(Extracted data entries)
* START *
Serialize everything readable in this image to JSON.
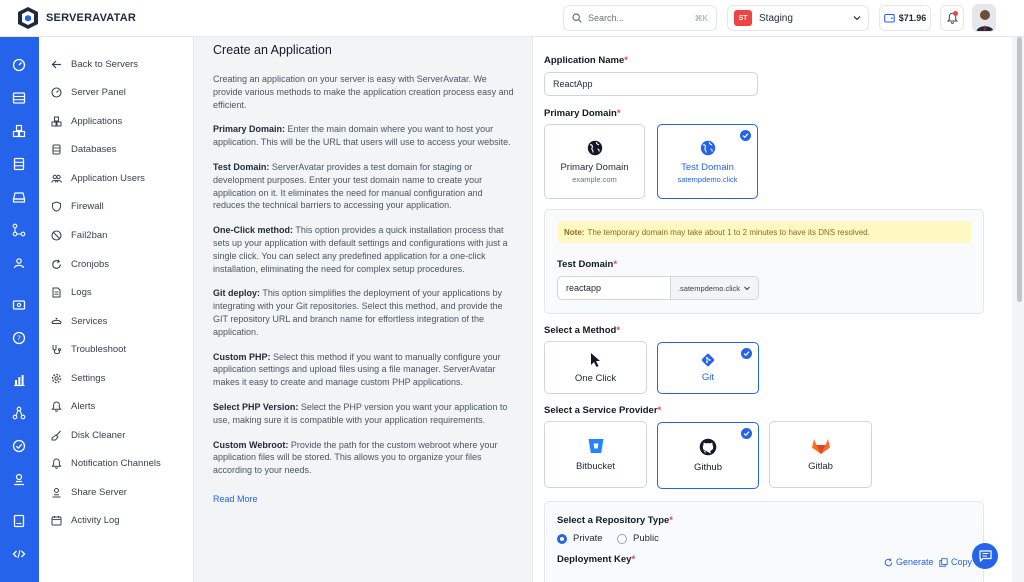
{
  "brand": {
    "name": "SERVERAVATAR"
  },
  "topbar": {
    "search_placeholder": "Search...",
    "search_shortcut": "⌘K",
    "server_badge": "ST",
    "server_name": "Staging",
    "balance": "$71.96"
  },
  "sidebar": {
    "items": [
      {
        "label": "Back to Servers",
        "icon": "arrow-left-icon"
      },
      {
        "label": "Server Panel",
        "icon": "gauge-icon"
      },
      {
        "label": "Applications",
        "icon": "cubes-icon"
      },
      {
        "label": "Databases",
        "icon": "database-icon"
      },
      {
        "label": "Application Users",
        "icon": "users-icon"
      },
      {
        "label": "Firewall",
        "icon": "shield-icon"
      },
      {
        "label": "Fail2ban",
        "icon": "ban-icon"
      },
      {
        "label": "Cronjobs",
        "icon": "refresh-icon"
      },
      {
        "label": "Logs",
        "icon": "file-icon"
      },
      {
        "label": "Services",
        "icon": "services-icon"
      },
      {
        "label": "Troubleshoot",
        "icon": "stethoscope-icon"
      },
      {
        "label": "Settings",
        "icon": "gear-icon"
      },
      {
        "label": "Alerts",
        "icon": "bell-icon"
      },
      {
        "label": "Disk Cleaner",
        "icon": "broom-icon"
      },
      {
        "label": "Notification Channels",
        "icon": "bell-icon"
      },
      {
        "label": "Share Server",
        "icon": "share-icon"
      },
      {
        "label": "Activity Log",
        "icon": "calendar-icon"
      }
    ]
  },
  "info": {
    "title": "Create an Application",
    "intro": "Creating an application on your server is easy with ServerAvatar. We provide various methods to make the application creation process easy and efficient.",
    "sections": [
      {
        "term": "Primary Domain:",
        "text": " Enter the main domain where you want to host your application. This will be the URL that users will use to access your website."
      },
      {
        "term": "Test Domain:",
        "text": " ServerAvatar provides a test domain for staging or development purposes. Enter your test domain name to create your application on it. It eliminates the need for manual configuration and reduces the technical barriers to accessing your application."
      },
      {
        "term": "One-Click method:",
        "text": " This option provides a quick installation process that sets up your application with default settings and configurations with just a single click. You can select any predefined application for a one-click installation, eliminating the need for complex setup procedures."
      },
      {
        "term": "Git deploy:",
        "text": " This option simplifies the deployment of your applications by integrating with your Git repositories. Select this method, and provide the GIT repository URL and branch name for effortless integration of the application."
      },
      {
        "term": "Custom PHP:",
        "text": " Select this method if you want to manually configure your application settings and upload files using a file manager. ServerAvatar makes it easy to create and manage custom PHP applications."
      },
      {
        "term": "Select PHP Version:",
        "text": " Select the PHP version you want your application to use, making sure it is compatible with your application requirements."
      },
      {
        "term": "Custom Webroot:",
        "text": " Provide the path for the custom webroot where your application files will be stored. This allows you to organize your files according to your needs."
      }
    ],
    "read_more": "Read More"
  },
  "form": {
    "app_name_label": "Application Name",
    "app_name_value": "ReactApp",
    "primary_domain_label": "Primary Domain",
    "domain_options": [
      {
        "title": "Primary Domain",
        "sub": "example.com",
        "selected": false
      },
      {
        "title": "Test Domain",
        "sub": "satempdemo.click",
        "selected": true
      }
    ],
    "note_label": "Note:",
    "note_text": "The temporary domain may take about 1 to 2 minutes to have its DNS resolved.",
    "test_domain_label": "Test Domain",
    "test_domain_value": "reactapp",
    "test_domain_suffix": ".satempdemo.click",
    "method_label": "Select a Method",
    "methods": [
      {
        "title": "One Click",
        "selected": false
      },
      {
        "title": "Git",
        "selected": true
      }
    ],
    "provider_label": "Select a Service Provider",
    "providers": [
      {
        "title": "Bitbucket",
        "selected": false
      },
      {
        "title": "Github",
        "selected": true
      },
      {
        "title": "Gitlab",
        "selected": false
      }
    ],
    "repo_type_label": "Select a Repository Type",
    "repo_types": [
      {
        "title": "Private",
        "selected": true
      },
      {
        "title": "Public",
        "selected": false
      }
    ],
    "deploy_key_label": "Deployment Key",
    "generate_label": "Generate",
    "copy_label": "Copy",
    "required_mark": "*"
  },
  "colors": {
    "accent": "#2563eb",
    "rail": "#2563eb",
    "note_bg": "#fef9c3"
  }
}
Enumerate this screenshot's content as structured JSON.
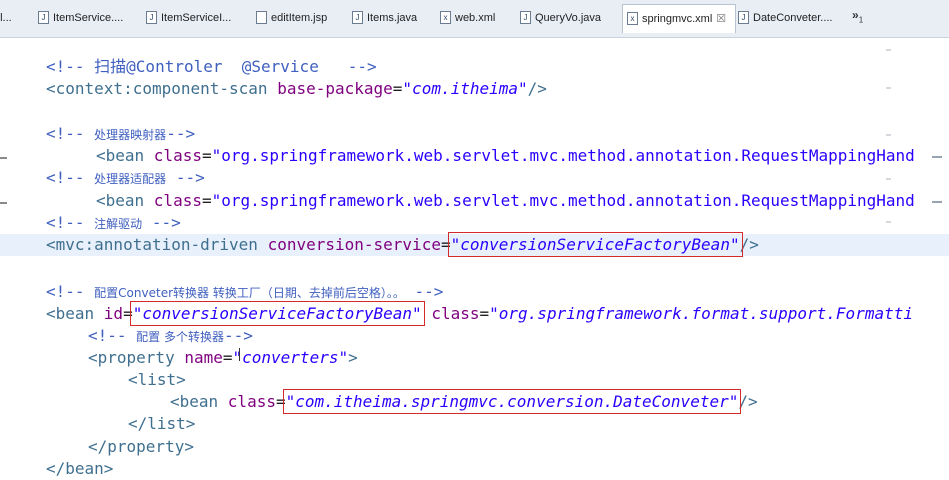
{
  "tabs": [
    {
      "label": "ol...",
      "icon": "file-icon"
    },
    {
      "label": "ItemService....",
      "icon": "java-file-icon"
    },
    {
      "label": "ItemServiceI...",
      "icon": "java-file-icon"
    },
    {
      "label": "editItem.jsp",
      "icon": "jsp-file-icon"
    },
    {
      "label": "Items.java",
      "icon": "java-file-icon"
    },
    {
      "label": "web.xml",
      "icon": "xml-file-icon"
    },
    {
      "label": "QueryVo.java",
      "icon": "java-file-icon"
    },
    {
      "label": "springmvc.xml",
      "icon": "xml-file-icon",
      "active": true,
      "close": "☒"
    },
    {
      "label": "DateConveter....",
      "icon": "java-file-icon"
    }
  ],
  "overflow": {
    "symbol": "»",
    "count": "1"
  },
  "code": {
    "l1_comment": "<!-- 扫描@Controler  @Service   -->",
    "l2_open": "<context:component-scan ",
    "l2_attr": "base-package",
    "l2_eq": "=",
    "l2_val": "\"com.itheima\"",
    "l2_close": "/>",
    "l4_comment_a": "<!-- ",
    "l4_comment_cn": "处理器映射器",
    "l4_comment_b": "-->",
    "l5_open": "<bean ",
    "l5_attr": "class",
    "l5_eq": "=",
    "l5_val": "\"org.springframework.web.servlet.mvc.method.annotation.RequestMappingHand",
    "l6_comment_a": "<!-- ",
    "l6_comment_cn": "处理器适配器",
    "l6_comment_b": " -->",
    "l7_open": "<bean ",
    "l7_attr": "class",
    "l7_eq": "=",
    "l7_val": "\"org.springframework.web.servlet.mvc.method.annotation.RequestMappingHand",
    "l8_comment_a": "<!-- ",
    "l8_comment_cn": "注解驱动",
    "l8_comment_b": " -->",
    "l9_open": "<mvc:annotation-driven ",
    "l9_attr": "conversion-service",
    "l9_eq": "=",
    "l9_val": "\"conversionServiceFactoryBean\"",
    "l9_close": "/>",
    "l11_comment_a": "<!-- ",
    "l11_comment_cn": "配置Conveter转换器 转换工厂（日期、去掉前后空格）。。",
    "l11_comment_b": " -->",
    "l12_open": "<bean ",
    "l12_attr1": "id",
    "l12_eq1": "=",
    "l12_val1": "\"conversionServiceFactoryBean\"",
    "l12_attr2": "class",
    "l12_eq2": "=",
    "l12_val2": "\"org.springframework.format.support.Formatti",
    "l13_comment_a": "<!-- ",
    "l13_comment_cn": "配置 多个转换器",
    "l13_comment_b": "-->",
    "l14_open": "<property ",
    "l14_attr": "name",
    "l14_eq": "=",
    "l14_val": "\"converters\"",
    "l14_close": ">",
    "l15_tag": "<list>",
    "l16_open": "<bean ",
    "l16_attr": "class",
    "l16_eq": "=",
    "l16_val": "\"com.itheima.springmvc.conversion.DateConveter\"",
    "l16_close": "/>",
    "l17_tag": "</list>",
    "l18_tag": "</property>",
    "l19_tag": "</bean>"
  },
  "colors": {
    "tag": "#3f6f8f",
    "attribute": "#7f007f",
    "value": "#2a00ff",
    "comment": "#3f5fbf",
    "highlight_box": "#d42a2a",
    "current_line": "#e8f0fb"
  }
}
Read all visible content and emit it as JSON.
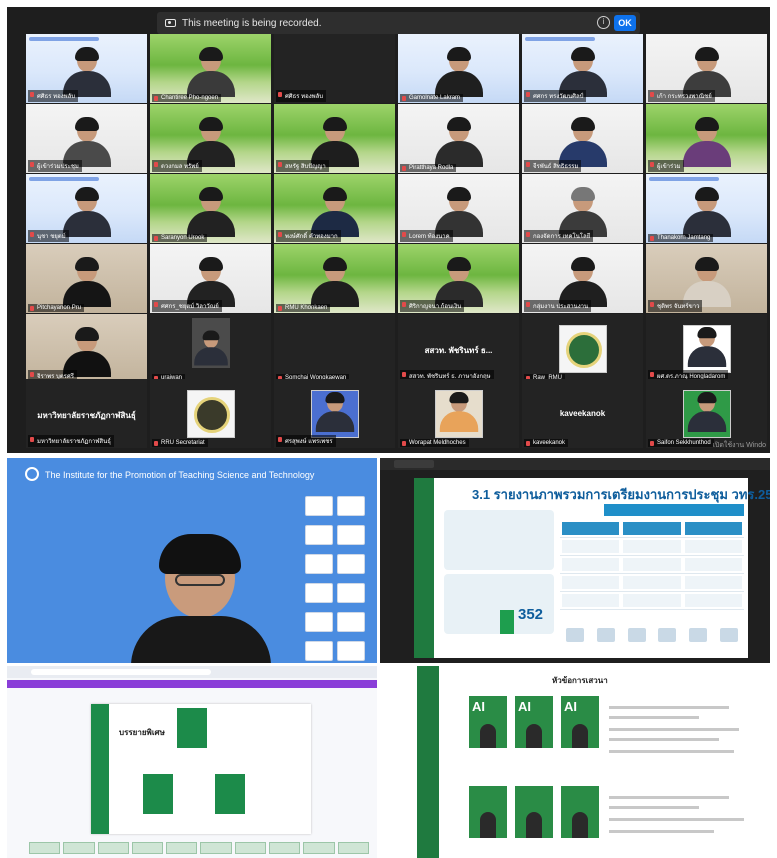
* END *
» **What is expected**: Exactly reproduce each record, leaving out any pictures.

» **Problem solution**:
Serialize everything readable in this image to JSON.
{
  "brand": {
    "name": "SERVERAVATAR"
  },
  "topbar": {
    "search_placeholder": "Search...",
    "search_shortcut": "⌘K",
    "server_badge": "ST",
    "server_name": "Staging",
    "balance": "$71.96"
  },
  "sidebar": {
    "items": [
      {
        "label": "Back to Servers",
        "icon": "arrow-left-icon"
      },
      {
        "label": "Server Panel",
        "icon": "gauge-icon"
      },
      {
        "label": "Applications",
        "icon": "cubes-icon"
      },
      {
        "label": "Databases",
        "icon": "database-icon"
      },
      {
        "label": "Application Users",
        "icon": "users-icon"
      },
      {
        "label": "Firewall",
        "icon": "shield-icon"
      },
      {
        "label": "Fail2ban",
        "icon": "ban-icon"
      },
      {
        "label": "Cronjobs",
        "icon": "refresh-icon"
      },
      {
        "label": "Logs",
        "icon": "file-icon"
      },
      {
        "label": "Services",
        "icon": "services-icon"
      },
      {
        "label": "Troubleshoot",
        "icon": "stethoscope-icon"
      },
      {
        "label": "Settings",
        "icon": "gear-icon"
      },
      {
        "label": "Alerts",
        "icon": "bell-icon"
      },
      {
        "label": "Disk Cleaner",
        "icon": "broom-icon"
      },
      {
        "label": "Notification Channels",
        "icon": "bell-icon"
      },
      {
        "label": "Share Server",
        "icon": "share-icon"
      },
      {
        "label": "Activity Log",
        "icon": "calendar-icon"
      }
    ]
  },
  "info": {
    "title": "Create an Application",
    "intro": "Creating an application on your server is easy with ServerAvatar. We provide various methods to make the application creation process easy and efficient.",
    "sections": [
      {
        "term": "Primary Domain:",
        "text": " Enter the main domain where you want to host your application. This will be the URL that users will use to access your website."
      },
      {
        "term": "Test Domain:",
        "text": " ServerAvatar provides a test domain for staging or development purposes. Enter your test domain name to create your application on it. It eliminates the need for manual configuration and reduces the technical barriers to accessing your application."
      },
      {
        "term": "One-Click method:",
        "text": " This option provides a quick installation process that sets up your application with default settings and configurations with just a single click. You can select any predefined application for a one-click installation, eliminating the need for complex setup procedures."
      },
      {
        "term": "Git deploy:",
        "text": " This option simplifies the deployment of your applications by integrating with your Git repositories. Select this method, and provide the GIT repository URL and branch name for effortless integration of the application."
      },
      {
        "term": "Custom PHP:",
        "text": " Select this method if you want to manually configure your application settings and upload files using a file manager. ServerAvatar makes it easy to create and manage custom PHP applications."
      },
      {
        "term": "Select PHP Version:",
        "text": " Select the PHP version you want your application to use, making sure it is compatible with your application requirements."
      },
      {
        "term": "Custom Webroot:",
        "text": " Provide the path for the custom webroot where your application files will be stored. This allows you to organize your files according to your needs."
      }
    ],
    "read_more": "Read More"
  },
  "form": {
    "app_name_label": "Application Name",
    "app_name_value": "ReactApp",
    "primary_domain_label": "Primary Domain",
    "domain_options": [
      {
        "title": "Primary Domain",
        "sub": "example.com",
        "selected": false
      },
      {
        "title": "Test Domain",
        "sub": "satempdemo.click",
        "selected": true
      }
    ],
    "note_label": "Note:",
    "note_text": "The temporary domain may take about 1 to 2 minutes to have its DNS resolved.",
    "test_domain_label": "Test Domain",
    "test_domain_value": "reactapp",
    "test_domain_suffix": ".satempdemo.click",
    "method_label": "Select a Method",
    "methods": [
      {
        "title": "One Click",
        "selected": false
      },
      {
        "title": "Git",
        "selected": true
      }
    ],
    "provider_label": "Select a Service Provider",
    "providers": [
      {
        "title": "Bitbucket",
        "selected": false
      },
      {
        "title": "Github",
        "selected": true
      },
      {
        "title": "Gitlab",
        "selected": false
      }
    ],
    "repo_type_label": "Select a Repository Type",
    "repo_types": [
      {
        "title": "Private",
        "selected": true
      },
      {
        "title": "Public",
        "selected": false
      }
    ],
    "deploy_key_label": "Deployment Key",
    "generate_label": "Generate",
    "copy_label": "Copy",
    "required_mark": "*"
  },
  "colors": {
    "accent": "#2563eb",
    "rail": "#2563eb",
    "note_bg": "#fef9c3"
  }
}
Enumerate this screenshot's content as structured JSON.
{
  "tabs": [
    {
      "label": "ol...",
      "icon": "file-icon"
    },
    {
      "label": "ItemService....",
      "icon": "java-file-icon"
    },
    {
      "label": "ItemServiceI...",
      "icon": "java-file-icon"
    },
    {
      "label": "editItem.jsp",
      "icon": "jsp-file-icon"
    },
    {
      "label": "Items.java",
      "icon": "java-file-icon"
    },
    {
      "label": "web.xml",
      "icon": "xml-file-icon"
    },
    {
      "label": "QueryVo.java",
      "icon": "java-file-icon"
    },
    {
      "label": "springmvc.xml",
      "icon": "xml-file-icon",
      "active": true,
      "close": "☒"
    },
    {
      "label": "DateConveter....",
      "icon": "java-file-icon"
    }
  ],
  "overflow": {
    "symbol": "»",
    "count": "1"
  },
  "code": {
    "l1_comment": "<!-- 扫描@Controler  @Service   -->",
    "l2_open": "<context:component-scan ",
    "l2_attr": "base-package",
    "l2_eq": "=",
    "l2_val": "\"com.itheima\"",
    "l2_close": "/>",
    "l4_comment_a": "<!-- ",
    "l4_comment_cn": "处理器映射器",
    "l4_comment_b": "-->",
    "l5_open": "<bean ",
    "l5_attr": "class",
    "l5_eq": "=",
    "l5_val": "\"org.springframework.web.servlet.mvc.method.annotation.RequestMappingHand",
    "l6_comment_a": "<!-- ",
    "l6_comment_cn": "处理器适配器",
    "l6_comment_b": " -->",
    "l7_open": "<bean ",
    "l7_attr": "class",
    "l7_eq": "=",
    "l7_val": "\"org.springframework.web.servlet.mvc.method.annotation.RequestMappingHand",
    "l8_comment_a": "<!-- ",
    "l8_comment_cn": "注解驱动",
    "l8_comment_b": " -->",
    "l9_open": "<mvc:annotation-driven ",
    "l9_attr": "conversion-service",
    "l9_eq": "=",
    "l9_val": "\"conversionServiceFactoryBean\"",
    "l9_close": "/>",
    "l11_comment_a": "<!-- ",
    "l11_comment_cn": "配置Conveter转换器 转换工厂（日期、去掉前后空格）。。",
    "l11_comment_b": " -->",
    "l12_open": "<bean ",
    "l12_attr1": "id",
    "l12_eq1": "=",
    "l12_val1": "\"conversionServiceFactoryBean\"",
    "l12_attr2": "class",
    "l12_eq2": "=",
    "l12_val2": "\"org.springframework.format.support.Formatti",
    "l13_comment_a": "<!-- ",
    "l13_comment_cn": "配置 多个转换器",
    "l13_comment_b": "-->",
    "l14_open": "<property ",
    "l14_attr": "name",
    "l14_eq": "=",
    "l14_val": "\"converters\"",
    "l14_close": ">",
    "l15_tag": "<list>",
    "l16_open": "<bean ",
    "l16_attr": "class",
    "l16_eq": "=",
    "l16_val": "\"com.itheima.springmvc.conversion.DateConveter\"",
    "l16_close": "/>",
    "l17_tag": "</list>",
    "l18_tag": "</property>",
    "l19_tag": "</bean>"
  },
  "colors": {
    "tag": "#3f6f8f",
    "attribute": "#7f007f",
    "value": "#2a00ff",
    "comment": "#3f5fbf",
    "highlight_box": "#d42a2a",
    "current_line": "#e8f0fb"
  }
}
Read all visible content and emit it as JSON.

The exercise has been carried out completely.